Dataset items:

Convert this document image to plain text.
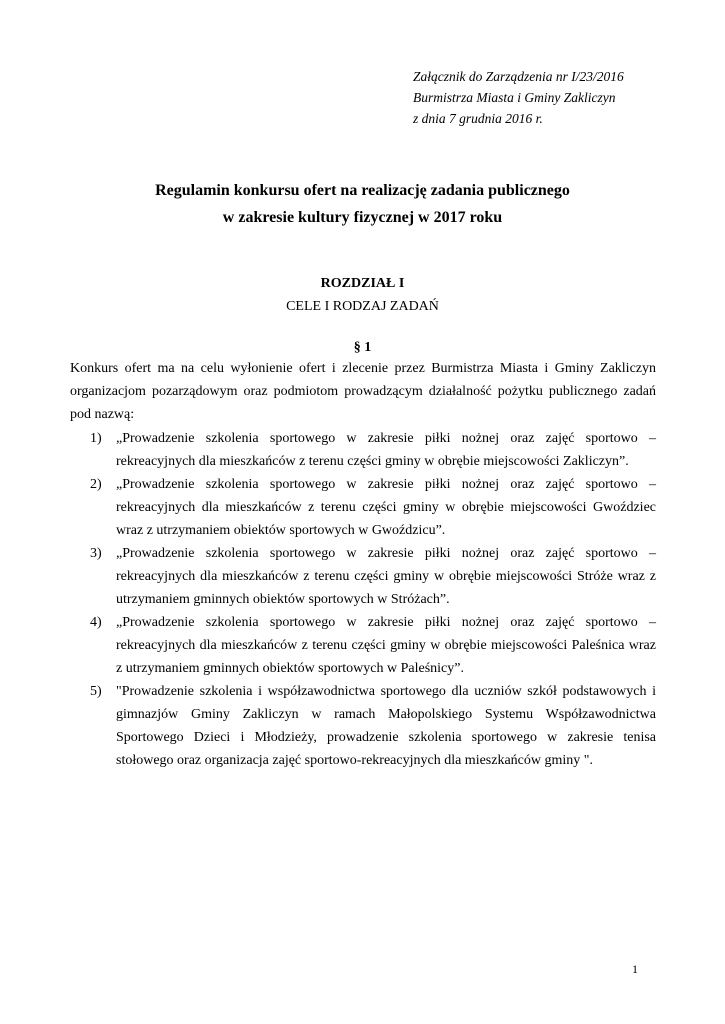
Załącznik do Zarządzenia nr I/23/2016
Burmistrza Miasta i Gminy Zakliczyn
z dnia 7 grudnia 2016 r.
Regulamin konkursu ofert na realizację zadania publicznego
w zakresie kultury fizycznej w 2017 roku
ROZDZIAŁ I
CELE I RODZAJ ZADAŃ
§ 1
Konkurs ofert ma na celu wyłonienie ofert i zlecenie przez Burmistrza Miasta i Gminy Zakliczyn organizacjom pozarządowym oraz podmiotom prowadzącym działalność pożytku publicznego zadań pod nazwą:
1) „Prowadzenie szkolenia sportowego w zakresie piłki nożnej oraz zajęć sportowo – rekreacyjnych dla mieszkańców z terenu części gminy w obrębie miejscowości Zakliczyn”.
2) „Prowadzenie szkolenia sportowego w zakresie piłki nożnej oraz zajęć sportowo – rekreacyjnych dla mieszkańców z terenu części gminy w obrębie miejscowości Gwoździec wraz z utrzymaniem obiektów sportowych w Gwoździcu”.
3) „Prowadzenie szkolenia sportowego w zakresie piłki nożnej oraz zajęć sportowo – rekreacyjnych dla mieszkańców z terenu części gminy w obrębie miejscowości Stróże wraz z utrzymaniem gminnych obiektów sportowych w Stróżach”.
4) „Prowadzenie szkolenia sportowego w zakresie piłki nożnej oraz zajęć sportowo – rekreacyjnych dla mieszkańców z terenu części gminy w obrębie miejscowości Paleśnica wraz z utrzymaniem gminnych obiektów sportowych w Paleśnicy”.
5) "Prowadzenie szkolenia i współzawodnictwa sportowego dla uczniów szkół podstawowych i gimnazjów Gminy Zakliczyn w ramach Małopolskiego Systemu Współzawodnictwa Sportowego Dzieci i Młodzieży, prowadzenie szkolenia sportowego w zakresie tenisa stołowego oraz organizacja zajęć sportowo-rekreacyjnych dla mieszkańców gminy ".
1
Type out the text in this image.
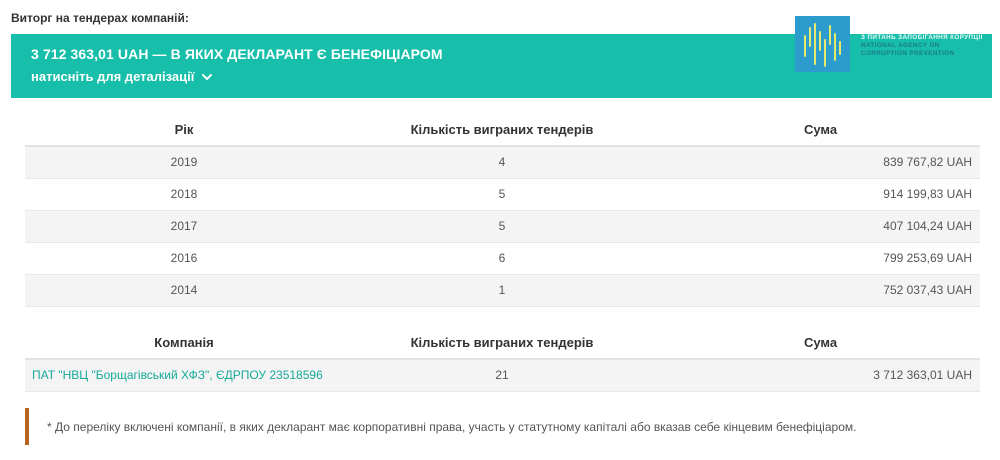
Виторг на тендерах компаній:
3 712 363,01 UAH — В ЯКИХ ДЕКЛАРАНТ Є БЕНЕФІЦІАРОМ
натисніть для деталізації
НАЦІОНАЛЬНЕ АГЕНТСТВО
З ПИТАНЬ ЗАПОБІГАННЯ КОРУПЦІЇ
NATIONAL AGENCY ON
CORRUPTION PREVENTION
Рік	Кількість виграних тендерів	Сума
2019	4	839 767,82 UAH
2018	5	914 199,83 UAH
2017	5	407 104,24 UAH
2016	6	799 253,69 UAH
2014	1	752 037,43 UAH
Компанія	Кількість виграних тендерів	Сума
ПАТ "НВЦ "Борщагівський ХФЗ", ЄДРПОУ 23518596	21	3 712 363,01 UAH
* До переліку включені компанії, в яких декларант має корпоративні права, участь у статутному капіталі або вказав себе кінцевим бенефіціаром.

_Given task:_ Identify each line in the entries with the word "Burmistrza" and copy it.

_Full response:_
Burmistrza Miasta i Gminy Zakliczyn
Konkurs ofert ma na celu wyłonienie ofert i zlecenie przez Burmistrza Miasta i Gminy Zakliczyn organizacjom pozarządowym oraz podmiotom prowadzącym działalność pożytku publicznego zadań pod nazwą:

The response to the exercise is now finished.